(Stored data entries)
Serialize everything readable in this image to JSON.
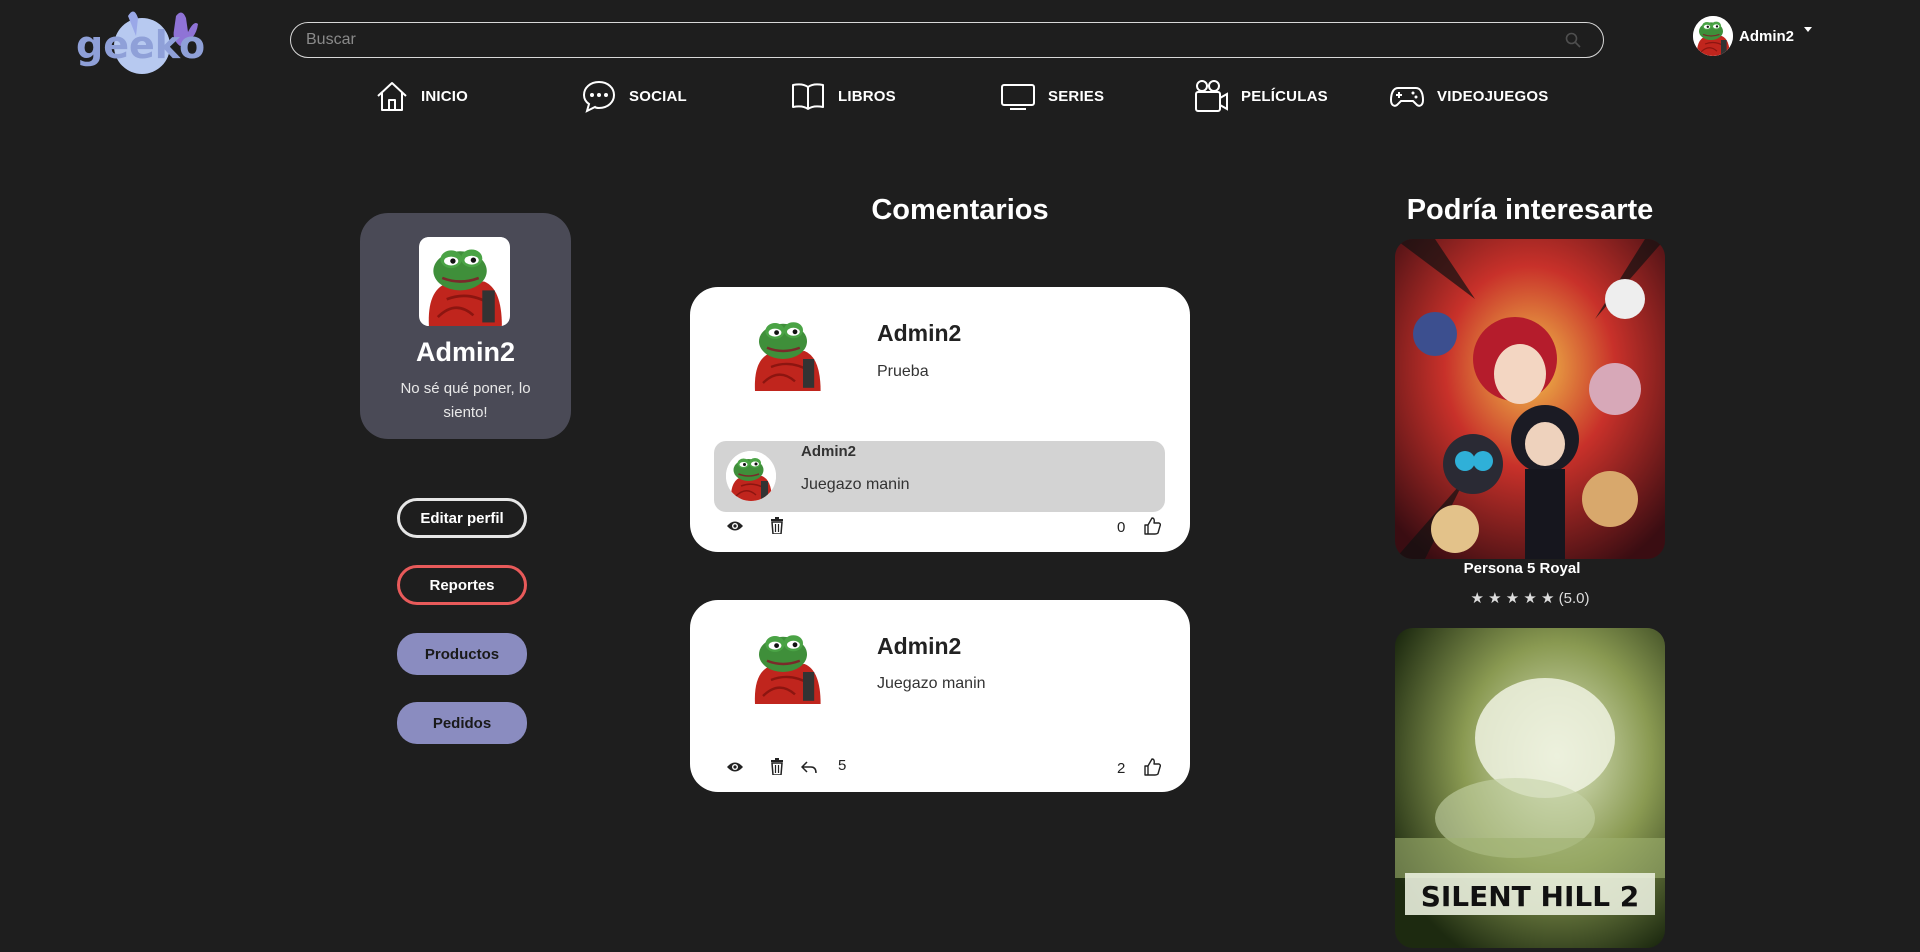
{
  "header": {
    "logo_text": "geeko",
    "search": {
      "placeholder": "Buscar",
      "value": ""
    },
    "user": {
      "name": "Admin2"
    }
  },
  "nav": [
    {
      "label": "INICIO",
      "icon": "home-icon"
    },
    {
      "label": "SOCIAL",
      "icon": "chat-bubble-icon"
    },
    {
      "label": "LIBROS",
      "icon": "book-icon"
    },
    {
      "label": "SERIES",
      "icon": "tv-icon"
    },
    {
      "label": "PELÍCULAS",
      "icon": "movie-camera-icon"
    },
    {
      "label": "VIDEOJUEGOS",
      "icon": "gamepad-icon"
    }
  ],
  "profile": {
    "name": "Admin2",
    "bio": "No sé qué poner, lo siento!",
    "buttons": {
      "edit": "Editar perfil",
      "reports": "Reportes",
      "products": "Productos",
      "orders": "Pedidos"
    }
  },
  "comments": {
    "title": "Comentarios",
    "items": [
      {
        "author": "Admin2",
        "text": "Prueba",
        "reply": {
          "author": "Admin2",
          "text": "Juegazo manin"
        },
        "likes": "0"
      },
      {
        "author": "Admin2",
        "text": "Juegazo manin",
        "replies": "5",
        "likes": "2"
      }
    ]
  },
  "recommendations": {
    "title": "Podría interesarte",
    "items": [
      {
        "name": "Persona 5 Royal",
        "rating": "★ ★ ★ ★ ★ (5.0)"
      },
      {
        "name": "",
        "cover_text": "SILENT HILL 2"
      }
    ]
  },
  "colors": {
    "background": "#1e1e1e",
    "profile_card": "#4a4a56",
    "button_accent": "#8a8cc0",
    "report_red": "#e85a5a"
  }
}
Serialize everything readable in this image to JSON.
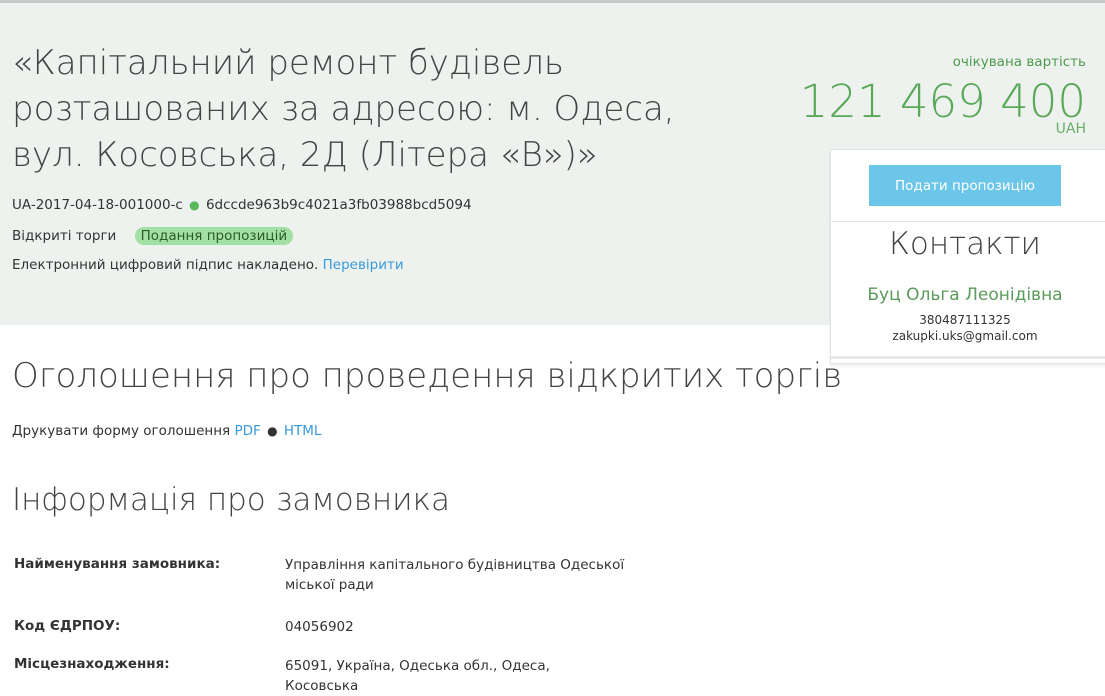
{
  "tender": {
    "title": "«Капітальний ремонт будівель розташованих за адресою: м. Одеса, вул. Косовська, 2Д (Літера «В»)»",
    "title_lines": [
      "«Капітальний ремонт будівель",
      "розташованих за адресою: м. Одеса,",
      "вул. Косовська, 2Д (Літера «В»)»"
    ],
    "tender_id": "UA-2017-04-18-001000-c",
    "hash": "6dccde963b9c4021a3fb03988bcd5094",
    "procedure_type": "Відкриті торги",
    "status": "Подання пропозицій",
    "signature_text": "Електронний цифровий підпис накладено.",
    "verify_link": "Перевірити"
  },
  "budget": {
    "label": "очікувана вартість",
    "amount": "121 469 400",
    "currency": "UAH"
  },
  "side_panel": {
    "bid_button": "Подати пропозицію",
    "contacts_title": "Контакти",
    "contact_name": "Буц Ольга Леонідівна",
    "phone": "380487111325",
    "email": "zakupki.uks@gmail.com"
  },
  "notice": {
    "heading": "Оголошення про проведення відкритих торгів",
    "print_label": "Друкувати форму оголошення",
    "pdf_link": "PDF",
    "html_link": "HTML"
  },
  "customer": {
    "heading": "Інформація про замовника",
    "fields": [
      {
        "label": "Найменування замовника:",
        "value": "Управління капітального будівництва Одеської міської ради"
      },
      {
        "label": "Код ЄДРПОУ:",
        "value": "04056902"
      },
      {
        "label": "Місцезнаходження:",
        "value": "65091, Україна, Одеська обл., Одеса, Косовська"
      }
    ]
  },
  "colors": {
    "header_bg": "#eef2ef",
    "accent_green": "#5aa85a",
    "button_blue": "#6cc6ea",
    "link_blue": "#3a99d8",
    "status_badge": "#a3e0a3"
  }
}
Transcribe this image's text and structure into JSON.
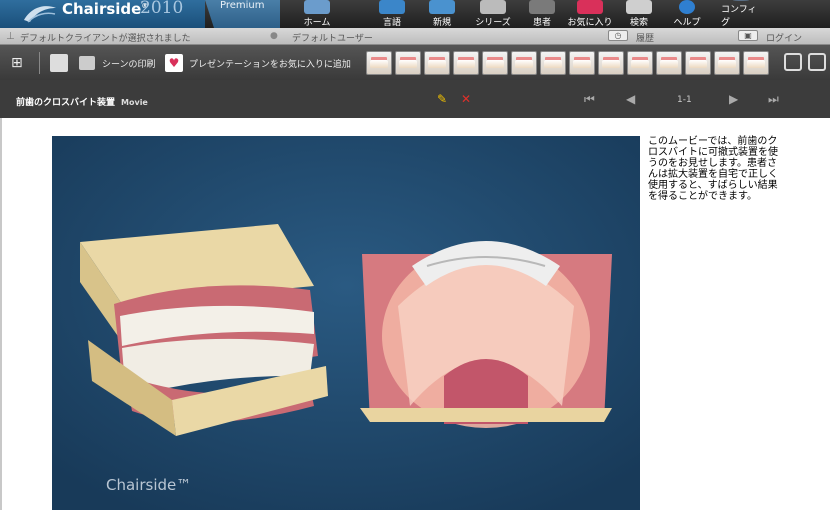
{
  "app": {
    "name": "Chairside",
    "year": "2010",
    "edition": "Premium",
    "trademark": "®"
  },
  "nav": [
    {
      "id": "home",
      "label": "ホーム",
      "icon": "tooth-home-icon"
    },
    {
      "id": "language",
      "label": "言語",
      "icon": "globe-icon"
    },
    {
      "id": "new",
      "label": "新規",
      "icon": "new-document-icon"
    },
    {
      "id": "series",
      "label": "シリーズ",
      "icon": "film-icon"
    },
    {
      "id": "patient",
      "label": "患者",
      "icon": "patient-icon"
    },
    {
      "id": "favorites",
      "label": "お気に入り",
      "icon": "heart-icon"
    },
    {
      "id": "search",
      "label": "検索",
      "icon": "search-icon"
    },
    {
      "id": "help",
      "label": "ヘルプ",
      "icon": "help-icon"
    },
    {
      "id": "config",
      "label": "コンフィグ",
      "icon": "gear-icon"
    }
  ],
  "status": {
    "client": "デフォルトクライアントが選択されました",
    "user": "デフォルトユーザー",
    "history": "履歴",
    "login": "ログイン"
  },
  "toolbar": {
    "print_scene": "シーンの印刷",
    "add_favorite": "プレゼンテーションをお気に入りに追加",
    "thumbnails_count": 14
  },
  "scene": {
    "title": "前歯のクロスバイト装置",
    "type": "Movie",
    "page": "1-1"
  },
  "description": "このムービーでは、前歯のクロスバイトに可撤式装置を使うのをお見せします。患者さんは拡大装置を自宅で正しく使用すると、すばらしい結果を得ることができます。",
  "watermark": "Chairside™"
}
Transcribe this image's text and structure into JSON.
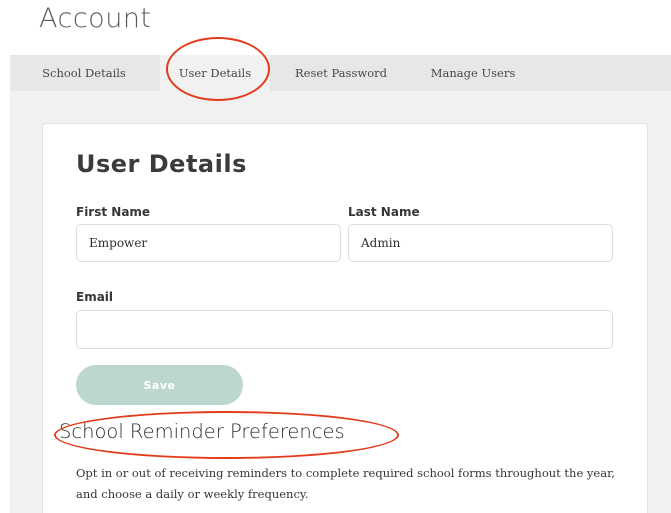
{
  "header": {
    "title": "Account"
  },
  "tabs": [
    {
      "label": "School Details",
      "active": false
    },
    {
      "label": "User Details",
      "active": true
    },
    {
      "label": "Reset Password",
      "active": false
    },
    {
      "label": "Manage Users",
      "active": false
    }
  ],
  "form": {
    "heading": "User Details",
    "first_name": {
      "label": "First Name",
      "value": "Empower"
    },
    "last_name": {
      "label": "Last Name",
      "value": "Admin"
    },
    "email": {
      "label": "Email",
      "value": ""
    },
    "save_label": "Save"
  },
  "reminders": {
    "heading": "School Reminder Preferences",
    "description": "Opt in or out of receiving reminders to complete required school forms throughout the year, and choose a daily or weekly frequency."
  },
  "colors": {
    "annotation": "#e23c1b",
    "save_button": "#bcd7cd",
    "tab_bar": "#e6e8e8",
    "content_background": "#f1f1f1"
  }
}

Task
Using the records above, output their complete text exactly, minus any images.

Full output
Serialize everything readable in this image to JSON.
{
  "header": {
    "logo_text": "geeko",
    "search": {
      "placeholder": "Buscar",
      "value": ""
    },
    "user": {
      "name": "Admin2"
    }
  },
  "nav": [
    {
      "label": "INICIO",
      "icon": "home-icon"
    },
    {
      "label": "SOCIAL",
      "icon": "chat-bubble-icon"
    },
    {
      "label": "LIBROS",
      "icon": "book-icon"
    },
    {
      "label": "SERIES",
      "icon": "tv-icon"
    },
    {
      "label": "PELÍCULAS",
      "icon": "movie-camera-icon"
    },
    {
      "label": "VIDEOJUEGOS",
      "icon": "gamepad-icon"
    }
  ],
  "profile": {
    "name": "Admin2",
    "bio": "No sé qué poner, lo siento!",
    "buttons": {
      "edit": "Editar perfil",
      "reports": "Reportes",
      "products": "Productos",
      "orders": "Pedidos"
    }
  },
  "comments": {
    "title": "Comentarios",
    "items": [
      {
        "author": "Admin2",
        "text": "Prueba",
        "reply": {
          "author": "Admin2",
          "text": "Juegazo manin"
        },
        "likes": "0"
      },
      {
        "author": "Admin2",
        "text": "Juegazo manin",
        "replies": "5",
        "likes": "2"
      }
    ]
  },
  "recommendations": {
    "title": "Podría interesarte",
    "items": [
      {
        "name": "Persona 5 Royal",
        "rating": "★ ★ ★ ★ ★ (5.0)"
      },
      {
        "name": "",
        "cover_text": "SILENT HILL 2"
      }
    ]
  },
  "colors": {
    "background": "#1e1e1e",
    "profile_card": "#4a4a56",
    "button_accent": "#8a8cc0",
    "report_red": "#e85a5a"
  }
}
Serialize everything readable in this image to JSON.
{
  "tender": {
    "title": "«Капітальний ремонт будівель розташованих за адресою: м. Одеса, вул. Косовська, 2Д (Літера «В»)»",
    "title_lines": [
      "«Капітальний ремонт будівель",
      "розташованих за адресою: м. Одеса,",
      "вул. Косовська, 2Д (Літера «В»)»"
    ],
    "tender_id": "UA-2017-04-18-001000-c",
    "hash": "6dccde963b9c4021a3fb03988bcd5094",
    "procedure_type": "Відкриті торги",
    "status": "Подання пропозицій",
    "signature_text": "Електронний цифровий підпис накладено.",
    "verify_link": "Перевірити"
  },
  "budget": {
    "label": "очікувана вартість",
    "amount": "121 469 400",
    "currency": "UAH"
  },
  "side_panel": {
    "bid_button": "Подати пропозицію",
    "contacts_title": "Контакти",
    "contact_name": "Буц Ольга Леонідівна",
    "phone": "380487111325",
    "email": "zakupki.uks@gmail.com"
  },
  "notice": {
    "heading": "Оголошення про проведення відкритих торгів",
    "print_label": "Друкувати форму оголошення",
    "pdf_link": "PDF",
    "html_link": "HTML"
  },
  "customer": {
    "heading": "Інформація про замовника",
    "fields": [
      {
        "label": "Найменування замовника:",
        "value": "Управління капітального будівництва Одеської міської ради"
      },
      {
        "label": "Код ЄДРПОУ:",
        "value": "04056902"
      },
      {
        "label": "Місцезнаходження:",
        "value": "65091, Україна, Одеська обл., Одеса, Косовська"
      }
    ]
  },
  "colors": {
    "header_bg": "#eef2ef",
    "accent_green": "#5aa85a",
    "button_blue": "#6cc6ea",
    "link_blue": "#3a99d8",
    "status_badge": "#a3e0a3"
  }
}
Transcribe this image's text and structure into JSON.
{
  "app": {
    "name": "Chairside",
    "year": "2010",
    "edition": "Premium",
    "trademark": "®"
  },
  "nav": [
    {
      "id": "home",
      "label": "ホーム",
      "icon": "tooth-home-icon"
    },
    {
      "id": "language",
      "label": "言語",
      "icon": "globe-icon"
    },
    {
      "id": "new",
      "label": "新規",
      "icon": "new-document-icon"
    },
    {
      "id": "series",
      "label": "シリーズ",
      "icon": "film-icon"
    },
    {
      "id": "patient",
      "label": "患者",
      "icon": "patient-icon"
    },
    {
      "id": "favorites",
      "label": "お気に入り",
      "icon": "heart-icon"
    },
    {
      "id": "search",
      "label": "検索",
      "icon": "search-icon"
    },
    {
      "id": "help",
      "label": "ヘルプ",
      "icon": "help-icon"
    },
    {
      "id": "config",
      "label": "コンフィグ",
      "icon": "gear-icon"
    }
  ],
  "status": {
    "client": "デフォルトクライアントが選択されました",
    "user": "デフォルトユーザー",
    "history": "履歴",
    "login": "ログイン"
  },
  "toolbar": {
    "print_scene": "シーンの印刷",
    "add_favorite": "プレゼンテーションをお気に入りに追加",
    "thumbnails_count": 14
  },
  "scene": {
    "title": "前歯のクロスバイト装置",
    "type": "Movie",
    "page": "1-1"
  },
  "description": "このムービーでは、前歯のクロスバイトに可撤式装置を使うのをお見せします。患者さんは拡大装置を自宅で正しく使用すると、すばらしい結果を得ることができます。",
  "watermark": "Chairside™"
}
Transcribe this image's text and structure into JSON.
{
  "header": {
    "title": "Account"
  },
  "tabs": [
    {
      "label": "School Details",
      "active": false
    },
    {
      "label": "User Details",
      "active": true
    },
    {
      "label": "Reset Password",
      "active": false
    },
    {
      "label": "Manage Users",
      "active": false
    }
  ],
  "form": {
    "heading": "User Details",
    "first_name": {
      "label": "First Name",
      "value": "Empower"
    },
    "last_name": {
      "label": "Last Name",
      "value": "Admin"
    },
    "email": {
      "label": "Email",
      "value": ""
    },
    "save_label": "Save"
  },
  "reminders": {
    "heading": "School Reminder Preferences",
    "description": "Opt in or out of receiving reminders to complete required school forms throughout the year, and choose a daily or weekly frequency."
  },
  "colors": {
    "annotation": "#e23c1b",
    "save_button": "#bcd7cd",
    "tab_bar": "#e6e8e8",
    "content_background": "#f1f1f1"
  }
}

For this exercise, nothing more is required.